-- START --

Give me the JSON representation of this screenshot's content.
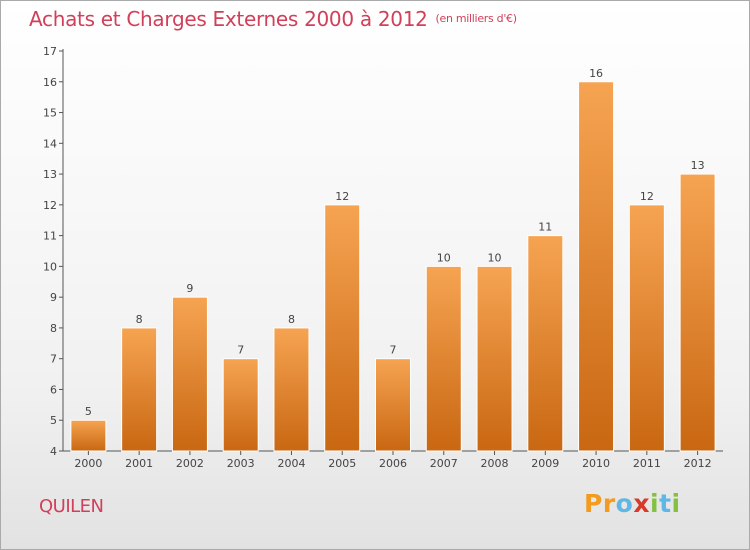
{
  "header": {
    "title": "Achats et Charges Externes 2000 à 2012",
    "unit": "(en milliers d'€)"
  },
  "footer": {
    "commune": "QUILEN",
    "brand": [
      "P",
      "r",
      "o",
      "x",
      "i",
      "t",
      "i"
    ]
  },
  "colors": {
    "title": "#d0405a",
    "bar_top": "#f6a452",
    "bar_bottom": "#c96712",
    "axis": "#555555",
    "grid": "#dddddd"
  },
  "chart_data": {
    "type": "bar",
    "categories": [
      "2000",
      "2001",
      "2002",
      "2003",
      "2004",
      "2005",
      "2006",
      "2007",
      "2008",
      "2009",
      "2010",
      "2011",
      "2012"
    ],
    "values": [
      5,
      8,
      9,
      7,
      8,
      12,
      7,
      10,
      10,
      11,
      16,
      12,
      13
    ],
    "title": "Achats et Charges Externes 2000 à 2012",
    "ylim": [
      4,
      17
    ],
    "yticks": [
      4,
      5,
      6,
      7,
      8,
      9,
      10,
      11,
      12,
      13,
      14,
      15,
      16,
      17
    ],
    "grid": false,
    "data_labels": true
  }
}
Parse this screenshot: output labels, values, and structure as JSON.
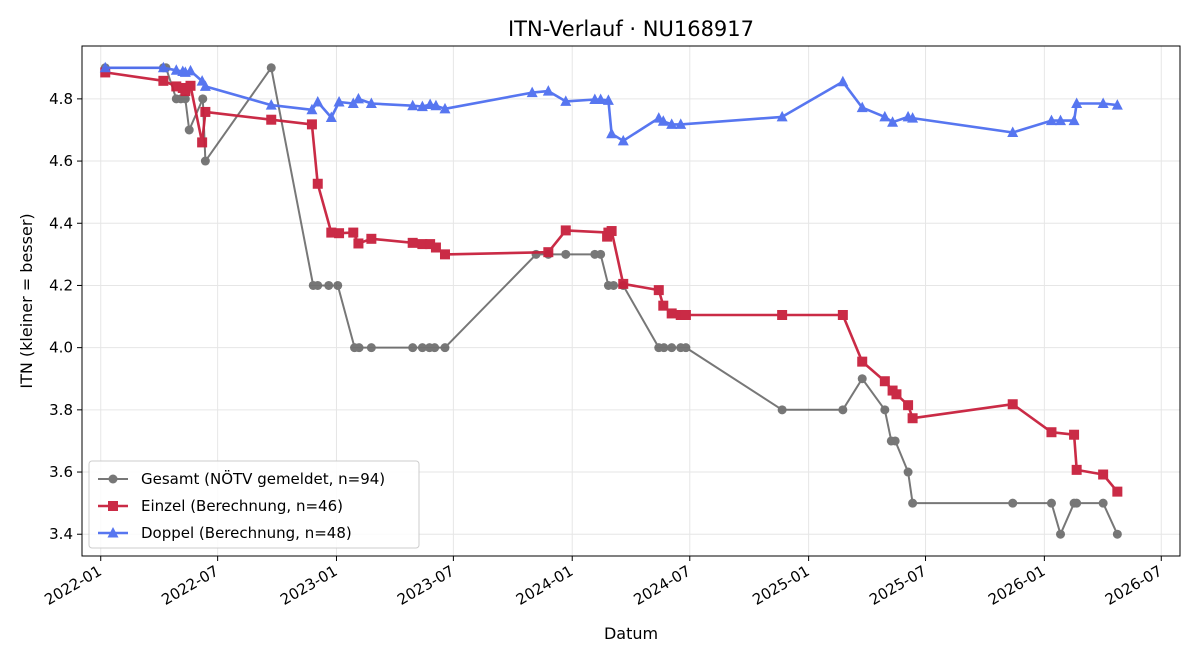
{
  "chart_data": {
    "type": "line",
    "title": "ITN-Verlauf · NU168917",
    "xlabel": "Datum",
    "ylabel": "ITN  (kleiner = besser)",
    "xlim": [
      "2021-12-03",
      "2026-07-30"
    ],
    "ylim": [
      3.33,
      4.97
    ],
    "x_ticks": [
      "2022-01",
      "2022-07",
      "2023-01",
      "2023-07",
      "2024-01",
      "2024-07",
      "2025-01",
      "2025-07",
      "2026-01",
      "2026-07"
    ],
    "y_ticks": [
      3.4,
      3.6,
      3.8,
      4.0,
      4.2,
      4.4,
      4.6,
      4.8
    ],
    "grid": true,
    "legend_position": "lower-left",
    "series": [
      {
        "name": "Gesamt (NÖTV gemeldet, n=94)",
        "color": "#444444",
        "marker": "circle",
        "points": [
          [
            "2022-01-08",
            4.9
          ],
          [
            "2022-04-08",
            4.9
          ],
          [
            "2022-04-12",
            4.9
          ],
          [
            "2022-04-28",
            4.8
          ],
          [
            "2022-05-05",
            4.8
          ],
          [
            "2022-05-12",
            4.8
          ],
          [
            "2022-05-18",
            4.7
          ],
          [
            "2022-06-08",
            4.8
          ],
          [
            "2022-06-12",
            4.6
          ],
          [
            "2022-09-22",
            4.9
          ],
          [
            "2022-11-26",
            4.2
          ],
          [
            "2022-12-03",
            4.2
          ],
          [
            "2022-12-20",
            4.2
          ],
          [
            "2023-01-03",
            4.2
          ],
          [
            "2023-01-29",
            4.0
          ],
          [
            "2023-02-05",
            4.0
          ],
          [
            "2023-02-24",
            4.0
          ],
          [
            "2023-04-29",
            4.0
          ],
          [
            "2023-05-14",
            4.0
          ],
          [
            "2023-05-25",
            4.0
          ],
          [
            "2023-06-02",
            4.0
          ],
          [
            "2023-06-18",
            4.0
          ],
          [
            "2023-11-06",
            4.3
          ],
          [
            "2023-11-25",
            4.3
          ],
          [
            "2023-12-22",
            4.3
          ],
          [
            "2024-02-05",
            4.3
          ],
          [
            "2024-02-14",
            4.3
          ],
          [
            "2024-02-26",
            4.2
          ],
          [
            "2024-03-05",
            4.2
          ],
          [
            "2024-03-20",
            4.2
          ],
          [
            "2024-05-14",
            4.0
          ],
          [
            "2024-05-22",
            4.0
          ],
          [
            "2024-06-03",
            4.0
          ],
          [
            "2024-06-17",
            4.0
          ],
          [
            "2024-06-25",
            4.0
          ],
          [
            "2024-11-21",
            3.8
          ],
          [
            "2025-02-23",
            3.8
          ],
          [
            "2025-03-25",
            3.9
          ],
          [
            "2025-04-29",
            3.8
          ],
          [
            "2025-05-09",
            3.7
          ],
          [
            "2025-05-15",
            3.7
          ],
          [
            "2025-06-04",
            3.6
          ],
          [
            "2025-06-11",
            3.5
          ],
          [
            "2025-11-13",
            3.5
          ],
          [
            "2026-01-12",
            3.5
          ],
          [
            "2026-01-26",
            3.4
          ],
          [
            "2026-02-16",
            3.5
          ],
          [
            "2026-02-20",
            3.5
          ],
          [
            "2026-04-02",
            3.5
          ],
          [
            "2026-04-24",
            3.4
          ]
        ]
      },
      {
        "name": "Einzel (Berechnung, n=46)",
        "color": "#c8203d",
        "marker": "square",
        "points": [
          [
            "2022-01-08",
            4.885
          ],
          [
            "2022-04-08",
            4.858
          ],
          [
            "2022-04-28",
            4.84
          ],
          [
            "2022-05-08",
            4.835
          ],
          [
            "2022-05-12",
            4.825
          ],
          [
            "2022-05-20",
            4.842
          ],
          [
            "2022-06-07",
            4.66
          ],
          [
            "2022-06-12",
            4.758
          ],
          [
            "2022-09-22",
            4.733
          ],
          [
            "2022-11-24",
            4.718
          ],
          [
            "2022-12-03",
            4.527
          ],
          [
            "2022-12-24",
            4.37
          ],
          [
            "2023-01-05",
            4.368
          ],
          [
            "2023-01-27",
            4.37
          ],
          [
            "2023-02-04",
            4.335
          ],
          [
            "2023-02-24",
            4.35
          ],
          [
            "2023-04-29",
            4.337
          ],
          [
            "2023-05-14",
            4.333
          ],
          [
            "2023-05-26",
            4.333
          ],
          [
            "2023-06-04",
            4.322
          ],
          [
            "2023-06-18",
            4.3
          ],
          [
            "2023-11-25",
            4.307
          ],
          [
            "2023-12-22",
            4.377
          ],
          [
            "2024-02-26",
            4.37
          ],
          [
            "2024-02-24",
            4.357
          ],
          [
            "2024-03-02",
            4.375
          ],
          [
            "2024-03-20",
            4.205
          ],
          [
            "2024-05-14",
            4.185
          ],
          [
            "2024-05-21",
            4.135
          ],
          [
            "2024-06-03",
            4.11
          ],
          [
            "2024-06-17",
            4.105
          ],
          [
            "2024-06-25",
            4.105
          ],
          [
            "2024-11-21",
            4.105
          ],
          [
            "2025-02-23",
            4.105
          ],
          [
            "2025-03-25",
            3.955
          ],
          [
            "2025-04-29",
            3.892
          ],
          [
            "2025-05-11",
            3.862
          ],
          [
            "2025-05-17",
            3.85
          ],
          [
            "2025-06-04",
            3.815
          ],
          [
            "2025-06-11",
            3.773
          ],
          [
            "2025-11-13",
            3.818
          ],
          [
            "2026-01-12",
            3.728
          ],
          [
            "2026-02-16",
            3.72
          ],
          [
            "2026-02-20",
            3.607
          ],
          [
            "2026-04-02",
            3.592
          ],
          [
            "2026-04-24",
            3.537
          ]
        ]
      },
      {
        "name": "Doppel (Berechnung, n=48)",
        "color": "#4f6ff0",
        "marker": "triangle",
        "points": [
          [
            "2022-01-08",
            4.9
          ],
          [
            "2022-04-08",
            4.9
          ],
          [
            "2022-04-28",
            4.892
          ],
          [
            "2022-05-08",
            4.888
          ],
          [
            "2022-05-12",
            4.885
          ],
          [
            "2022-05-20",
            4.89
          ],
          [
            "2022-06-07",
            4.857
          ],
          [
            "2022-06-12",
            4.84
          ],
          [
            "2022-09-22",
            4.78
          ],
          [
            "2022-11-24",
            4.765
          ],
          [
            "2022-12-03",
            4.79
          ],
          [
            "2022-12-24",
            4.74
          ],
          [
            "2023-01-05",
            4.79
          ],
          [
            "2023-01-27",
            4.785
          ],
          [
            "2023-02-04",
            4.8
          ],
          [
            "2023-02-24",
            4.785
          ],
          [
            "2023-04-29",
            4.778
          ],
          [
            "2023-05-14",
            4.775
          ],
          [
            "2023-05-26",
            4.782
          ],
          [
            "2023-06-04",
            4.778
          ],
          [
            "2023-06-18",
            4.768
          ],
          [
            "2023-10-31",
            4.82
          ],
          [
            "2023-11-25",
            4.825
          ],
          [
            "2023-12-22",
            4.792
          ],
          [
            "2024-02-05",
            4.798
          ],
          [
            "2024-02-14",
            4.798
          ],
          [
            "2024-02-26",
            4.795
          ],
          [
            "2024-03-02",
            4.688
          ],
          [
            "2024-03-20",
            4.665
          ],
          [
            "2024-05-14",
            4.738
          ],
          [
            "2024-05-21",
            4.728
          ],
          [
            "2024-06-03",
            4.718
          ],
          [
            "2024-06-17",
            4.718
          ],
          [
            "2024-11-21",
            4.742
          ],
          [
            "2025-02-23",
            4.855
          ],
          [
            "2025-03-25",
            4.772
          ],
          [
            "2025-04-29",
            4.742
          ],
          [
            "2025-05-11",
            4.725
          ],
          [
            "2025-06-04",
            4.742
          ],
          [
            "2025-06-11",
            4.738
          ],
          [
            "2025-11-13",
            4.692
          ],
          [
            "2026-01-12",
            4.73
          ],
          [
            "2026-01-26",
            4.73
          ],
          [
            "2026-02-16",
            4.73
          ],
          [
            "2026-02-20",
            4.785
          ],
          [
            "2026-04-02",
            4.785
          ],
          [
            "2026-04-24",
            4.78
          ]
        ]
      }
    ]
  }
}
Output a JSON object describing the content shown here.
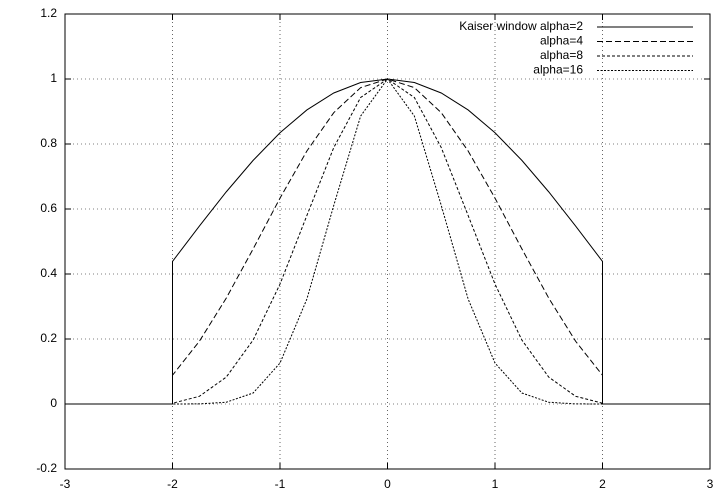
{
  "chart_data": {
    "type": "line",
    "x": [
      -3,
      -2.5,
      -2,
      -2,
      -1.75,
      -1.5,
      -1.25,
      -1,
      -0.75,
      -0.5,
      -0.25,
      0,
      0.25,
      0.5,
      0.75,
      1,
      1.25,
      1.5,
      1.75,
      2,
      2,
      2.5,
      3
    ],
    "series": [
      {
        "name": "Kaiser window alpha=2",
        "color": "#000000",
        "dash": "none",
        "values": [
          0,
          0,
          0,
          0.4387,
          0.5476,
          0.6527,
          0.7496,
          0.8347,
          0.9048,
          0.9569,
          0.9892,
          1,
          0.9892,
          0.9569,
          0.9048,
          0.8347,
          0.7496,
          0.6527,
          0.5476,
          0.4387,
          0,
          0,
          0
        ]
      },
      {
        "name": "alpha=4",
        "color": "#000000",
        "dash": "6,3",
        "values": [
          0,
          0,
          0,
          0.0885,
          0.193,
          0.3258,
          0.4772,
          0.6334,
          0.7785,
          0.8964,
          0.9734,
          1,
          0.9734,
          0.8964,
          0.7785,
          0.6334,
          0.4772,
          0.3258,
          0.193,
          0.0885,
          0,
          0,
          0
        ]
      },
      {
        "name": "alpha=8",
        "color": "#000000",
        "dash": "3,2",
        "values": [
          0,
          0,
          0,
          0.0023,
          0.0237,
          0.0827,
          0.1968,
          0.369,
          0.58,
          0.789,
          0.943,
          1,
          0.943,
          0.789,
          0.58,
          0.369,
          0.1968,
          0.0827,
          0.0237,
          0.0023,
          0,
          0,
          0
        ]
      },
      {
        "name": "alpha=16",
        "color": "#000000",
        "dash": "2,1.5",
        "values": [
          0,
          0,
          0,
          0,
          0.0003,
          0.0054,
          0.0338,
          0.126,
          0.323,
          0.611,
          0.886,
          1,
          0.886,
          0.611,
          0.323,
          0.126,
          0.0338,
          0.0054,
          0.0003,
          0,
          0,
          0,
          0
        ]
      }
    ],
    "xlim": [
      -3,
      3
    ],
    "xticks": [
      -3,
      -2,
      -1,
      0,
      1,
      2,
      3
    ],
    "ylim": [
      -0.2,
      1.2
    ],
    "yticks": [
      -0.2,
      0,
      0.2,
      0.4,
      0.6,
      0.8,
      1,
      1.2
    ],
    "grid": true,
    "legend": "top right"
  }
}
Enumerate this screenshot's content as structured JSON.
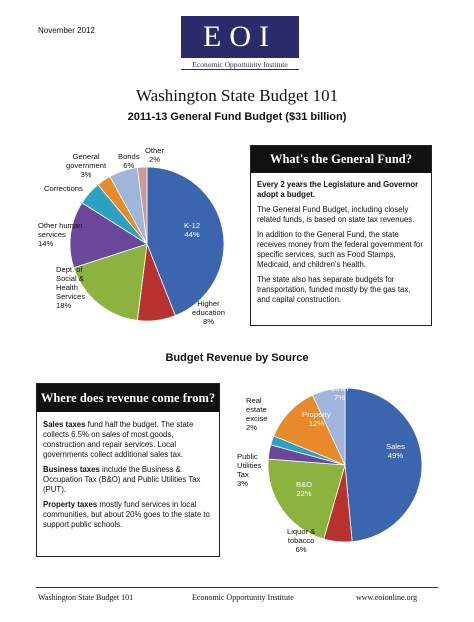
{
  "header": {
    "date": "November 2012",
    "logo_text": "EOI",
    "logo_subtitle": "Economic Opportunity Institute"
  },
  "title": "Washington State Budget 101",
  "subtitle": "2011-13 General Fund Budget ($31 billion)",
  "general_fund_box": {
    "heading": "What's the General Fund?",
    "para1": "Every 2 years the Legislature and Governor adopt a budget.",
    "para2": "The General Fund Budget, including closely related funds, is based on state tax revenues.",
    "para3": "In addition to the General Fund, the state receives money from the federal government for specific services, such as Food Stamps, Medicaid, and children's health.",
    "para4": "The state also has separate budgets for transportation, funded mostly by the gas tax, and capital construction."
  },
  "revenue_title": "Budget Revenue by Source",
  "revenue_box": {
    "heading": "Where does revenue come from?",
    "p1_bold": "Sales taxes",
    "p1_rest": " fund half the budget. The state collects 6.5% on sales of most goods, construction and repair services. Local governments collect additional sales tax.",
    "p2_bold": "Business taxes",
    "p2_rest": " include the Business & Occupation Tax (B&O) and Public Utilities Tax (PUT).",
    "p3_bold": "Property taxes",
    "p3_rest": " mostly fund services in local communities, but about 20% goes to the state to support public schools."
  },
  "footer": {
    "left": "Washington State Budget 101",
    "center": "Economic Opportunity Institute",
    "right": "www.eoionline.org"
  },
  "chart_data": [
    {
      "type": "pie",
      "title": "2011-13 General Fund Budget ($31 billion)",
      "slices": [
        {
          "label": "K-12",
          "value": 44,
          "display": "44%",
          "color": "#3b65ae"
        },
        {
          "label": "Higher education",
          "value": 8,
          "display": "8%",
          "color": "#b83330"
        },
        {
          "label": "Dept. of Social & Health Services",
          "value": 18,
          "display": "18%",
          "color": "#8cb33f"
        },
        {
          "label": "Other human services",
          "value": 14,
          "display": "14%",
          "color": "#6a4798"
        },
        {
          "label": "Corrections",
          "value": 5,
          "display": "5%",
          "color": "#2da2c0"
        },
        {
          "label": "General government",
          "value": 3,
          "display": "3%",
          "color": "#e8892a"
        },
        {
          "label": "Bonds",
          "value": 6,
          "display": "6%",
          "color": "#9fb5d9"
        },
        {
          "label": "Other",
          "value": 2,
          "display": "2%",
          "color": "#c79b9a"
        }
      ]
    },
    {
      "type": "pie",
      "title": "Budget Revenue by Source",
      "slices": [
        {
          "label": "Sales",
          "value": 49,
          "display": "49%",
          "color": "#3b65ae"
        },
        {
          "label": "Liquor & tobacco",
          "value": 6,
          "display": "6%",
          "color": "#b83330"
        },
        {
          "label": "B&O",
          "value": 22,
          "display": "22%",
          "color": "#8cb33f"
        },
        {
          "label": "Public Utilities Tax",
          "value": 3,
          "display": "3%",
          "color": "#6a4798"
        },
        {
          "label": "Real estate excise",
          "value": 2,
          "display": "2%",
          "color": "#2da2c0"
        },
        {
          "label": "Property",
          "value": 12,
          "display": "12%",
          "color": "#e8892a"
        },
        {
          "label": "Other",
          "value": 7,
          "display": "7%",
          "color": "#9fb5d9"
        }
      ]
    }
  ]
}
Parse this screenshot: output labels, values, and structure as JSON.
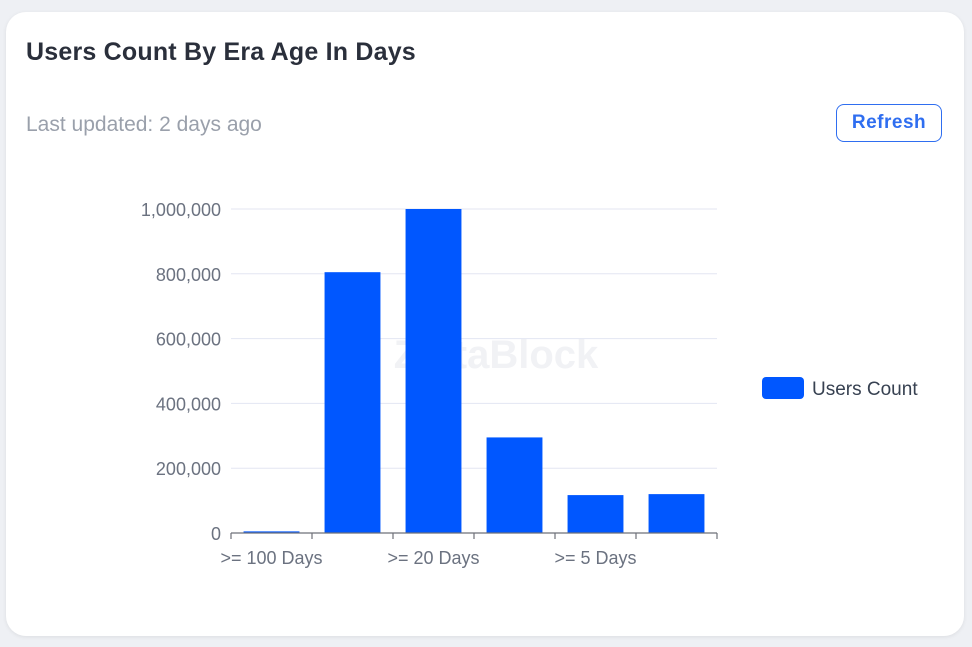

-- END --

GIVEN REQUEST
List the lines of the entries that include "Berechnung".

RESPONSE FOR THIS EXERCISE
        "name": "Einzel (Berechnung, n=46)",
        "name": "Doppel (Berechnung, n=48)",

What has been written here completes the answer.